EXCERPTED TEXT:
..........

Lake in Central Asia

Sarygamysh Lake, also Sarykamysh or Sary-Kamysh, is the largest lake in Turkmenistan located about midway between the Caspian Sea and the Aral Sea. A quarter of the lake's area is in Uzbekistan. The Sarykamysh basin and the Sarykamysh delta of the Amu Darya river are physical and geographical nature regions of the Daşoguz Region of Turkmenistan.

Up until the 17th century, the lake was fed by the Uzboy River, a distributary of the Amu Darya River, which continued on to the Caspian Sea. Today, its main source of water is a canal from the Amu Darya, but also the runoff water from surrounding irrigated lands, containing high levels of pesticides, herbicides and heavy metals.

== Etymology ==
The name of the lake comes from the Turkic words sari (yellow) and qamish (depression), a reference to the yellow color of silt and salt in the old dried up basin before its flooding by the Soviets. The modern Turkmen authorities wish to "Turkmenize" the name by contending that the name is Turkmen sarykamysh 'yellow reed'.

==History==
Throughout its history, Sarygamysh Lake has disappeared several times and re-emerged, depending on the arrival of the Amu Darya waters. The drying out periods of the lake were associated with the confluence of the river into the Aral Sea. The lake existed at the end of the Neogene period before in the upper anthropocene at an elevation of 58 m, when its area covered, including the modern Assake-Audan basin, and then in the 14th to 16th centuries at the level of 50–62 m. It was first discovered and charted by the Russian geographer Nikolai Petrusevich in 1876. The last time the waters of the Amu Darya directly entered the basin was during the flood of 1878.

Since the beginning of the 1960s, Sarykamysh Lake has been filled with collector-drainage waters; feeding was carried out through the Daryalyk collector, while water from the farmland of the left bank of the Amu Darya was used.

In the years from 2018 to 2024, satellite imagery shows that the lake is shrinking again, possibly due to the prolonged droughts and lower inflow of water from the Amu Darya.

..........

DATA SUPPLIED:
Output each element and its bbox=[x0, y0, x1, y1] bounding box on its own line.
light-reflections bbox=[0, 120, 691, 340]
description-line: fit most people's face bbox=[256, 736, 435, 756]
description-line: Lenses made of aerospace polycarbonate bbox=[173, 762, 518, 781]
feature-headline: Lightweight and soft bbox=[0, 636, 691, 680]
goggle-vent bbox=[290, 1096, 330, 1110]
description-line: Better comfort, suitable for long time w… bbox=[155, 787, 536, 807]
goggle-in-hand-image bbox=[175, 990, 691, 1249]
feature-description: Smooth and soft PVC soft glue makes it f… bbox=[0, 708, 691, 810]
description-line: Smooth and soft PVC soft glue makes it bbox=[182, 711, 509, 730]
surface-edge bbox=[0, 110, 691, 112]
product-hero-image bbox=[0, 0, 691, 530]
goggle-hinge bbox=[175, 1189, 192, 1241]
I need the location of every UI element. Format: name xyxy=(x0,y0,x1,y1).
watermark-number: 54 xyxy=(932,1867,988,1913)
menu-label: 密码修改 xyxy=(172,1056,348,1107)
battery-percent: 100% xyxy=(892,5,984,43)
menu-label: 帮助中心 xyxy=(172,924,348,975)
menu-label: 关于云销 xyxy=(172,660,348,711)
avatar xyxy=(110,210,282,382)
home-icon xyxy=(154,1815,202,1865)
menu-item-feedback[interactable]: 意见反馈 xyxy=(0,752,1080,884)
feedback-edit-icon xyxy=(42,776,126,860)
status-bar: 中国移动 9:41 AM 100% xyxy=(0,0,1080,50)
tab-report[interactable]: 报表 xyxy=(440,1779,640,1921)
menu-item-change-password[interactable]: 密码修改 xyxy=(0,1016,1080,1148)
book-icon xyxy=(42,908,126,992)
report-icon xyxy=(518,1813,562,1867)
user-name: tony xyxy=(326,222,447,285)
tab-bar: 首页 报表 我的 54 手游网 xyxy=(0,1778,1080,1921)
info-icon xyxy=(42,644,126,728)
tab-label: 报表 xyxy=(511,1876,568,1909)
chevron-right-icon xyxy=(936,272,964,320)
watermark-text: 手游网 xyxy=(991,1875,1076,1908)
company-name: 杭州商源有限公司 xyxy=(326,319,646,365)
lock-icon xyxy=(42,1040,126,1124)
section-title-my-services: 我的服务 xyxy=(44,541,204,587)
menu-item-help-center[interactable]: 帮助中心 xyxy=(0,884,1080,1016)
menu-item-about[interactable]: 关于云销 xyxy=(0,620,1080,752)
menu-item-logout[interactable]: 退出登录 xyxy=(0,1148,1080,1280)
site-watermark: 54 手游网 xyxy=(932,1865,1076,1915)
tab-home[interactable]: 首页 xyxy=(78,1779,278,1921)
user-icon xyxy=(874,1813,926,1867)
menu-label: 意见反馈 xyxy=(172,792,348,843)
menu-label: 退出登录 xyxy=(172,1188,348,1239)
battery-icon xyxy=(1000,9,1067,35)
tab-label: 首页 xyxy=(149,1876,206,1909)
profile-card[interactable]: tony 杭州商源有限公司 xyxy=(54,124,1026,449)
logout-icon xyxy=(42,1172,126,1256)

..........

From the text on Sarygamysh Lake, return the part that opens with the words containing "Up until the" and closes with "sarykamysh 'yellow reed'.", copied word for word. The entries can be ignored here.

Up until the 17th century, the lake was fed by the Uzboy River, a distributary of the Amu Darya River, which continued on to the Caspian Sea. Today, its main source of water is a canal from the Amu Darya, but also the runoff water from surrounding irrigated lands, containing high levels of pesticides, herbicides and heavy metals.

== Etymology ==
The name of the lake comes from the Turkic words sari (yellow) and qamish (depression), a reference to the yellow color of silt and salt in the old dried up basin before its flooding by the Soviets. The modern Turkmen authorities wish to "Turkmenize" the name by contending that the name is Turkmen sarykamysh 'yellow reed'.